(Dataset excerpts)
--- START ---
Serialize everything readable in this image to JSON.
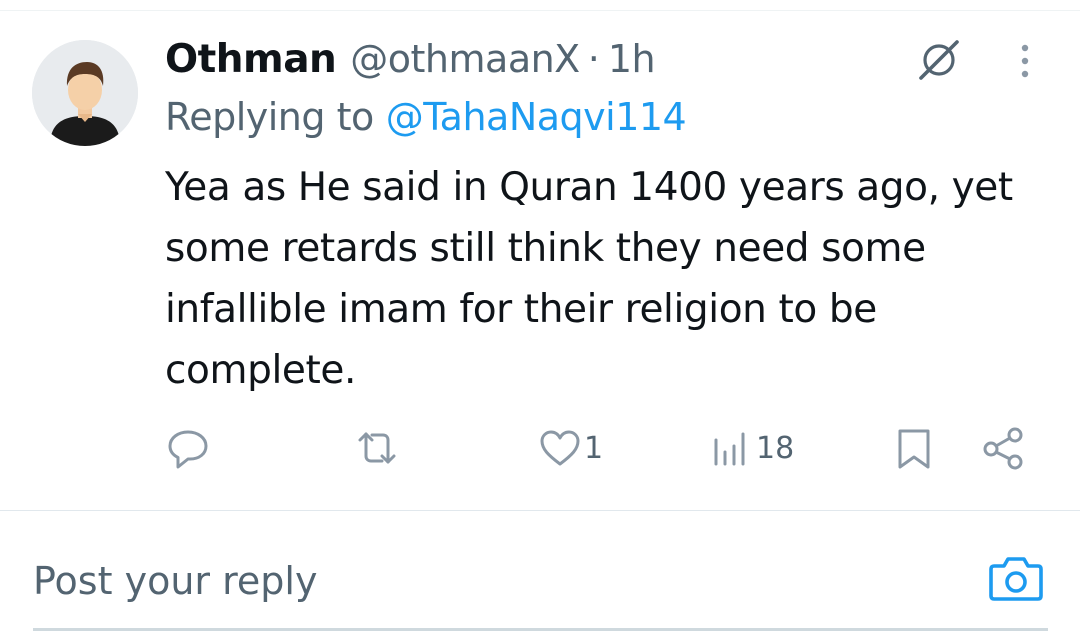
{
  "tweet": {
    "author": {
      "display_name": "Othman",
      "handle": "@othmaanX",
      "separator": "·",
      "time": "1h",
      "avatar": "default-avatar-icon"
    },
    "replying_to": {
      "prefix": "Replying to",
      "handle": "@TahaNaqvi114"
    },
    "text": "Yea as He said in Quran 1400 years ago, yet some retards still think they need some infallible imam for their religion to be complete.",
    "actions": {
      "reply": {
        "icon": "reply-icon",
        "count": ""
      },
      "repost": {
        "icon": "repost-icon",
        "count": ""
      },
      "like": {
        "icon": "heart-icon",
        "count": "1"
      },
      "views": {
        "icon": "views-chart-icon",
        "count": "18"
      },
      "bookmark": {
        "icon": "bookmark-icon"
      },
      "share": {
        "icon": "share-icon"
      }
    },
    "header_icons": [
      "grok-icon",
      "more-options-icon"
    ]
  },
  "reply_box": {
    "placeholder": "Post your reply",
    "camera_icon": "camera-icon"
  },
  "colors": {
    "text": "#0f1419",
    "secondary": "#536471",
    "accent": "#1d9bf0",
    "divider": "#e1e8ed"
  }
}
--- END ---
Objective
Transcribe the full listing character for character. Pictures are excluded.

Response
Serialize everything readable in this image to JSON.
{
  "tweet": {
    "author": {
      "display_name": "Othman",
      "handle": "@othmaanX",
      "separator": "·",
      "time": "1h",
      "avatar": "default-avatar-icon"
    },
    "replying_to": {
      "prefix": "Replying to",
      "handle": "@TahaNaqvi114"
    },
    "text": "Yea as He said in Quran 1400 years ago, yet some retards still think they need some infallible imam for their religion to be complete.",
    "actions": {
      "reply": {
        "icon": "reply-icon",
        "count": ""
      },
      "repost": {
        "icon": "repost-icon",
        "count": ""
      },
      "like": {
        "icon": "heart-icon",
        "count": "1"
      },
      "views": {
        "icon": "views-chart-icon",
        "count": "18"
      },
      "bookmark": {
        "icon": "bookmark-icon"
      },
      "share": {
        "icon": "share-icon"
      }
    },
    "header_icons": [
      "grok-icon",
      "more-options-icon"
    ]
  },
  "reply_box": {
    "placeholder": "Post your reply",
    "camera_icon": "camera-icon"
  },
  "colors": {
    "text": "#0f1419",
    "secondary": "#536471",
    "accent": "#1d9bf0",
    "divider": "#e1e8ed"
  }
}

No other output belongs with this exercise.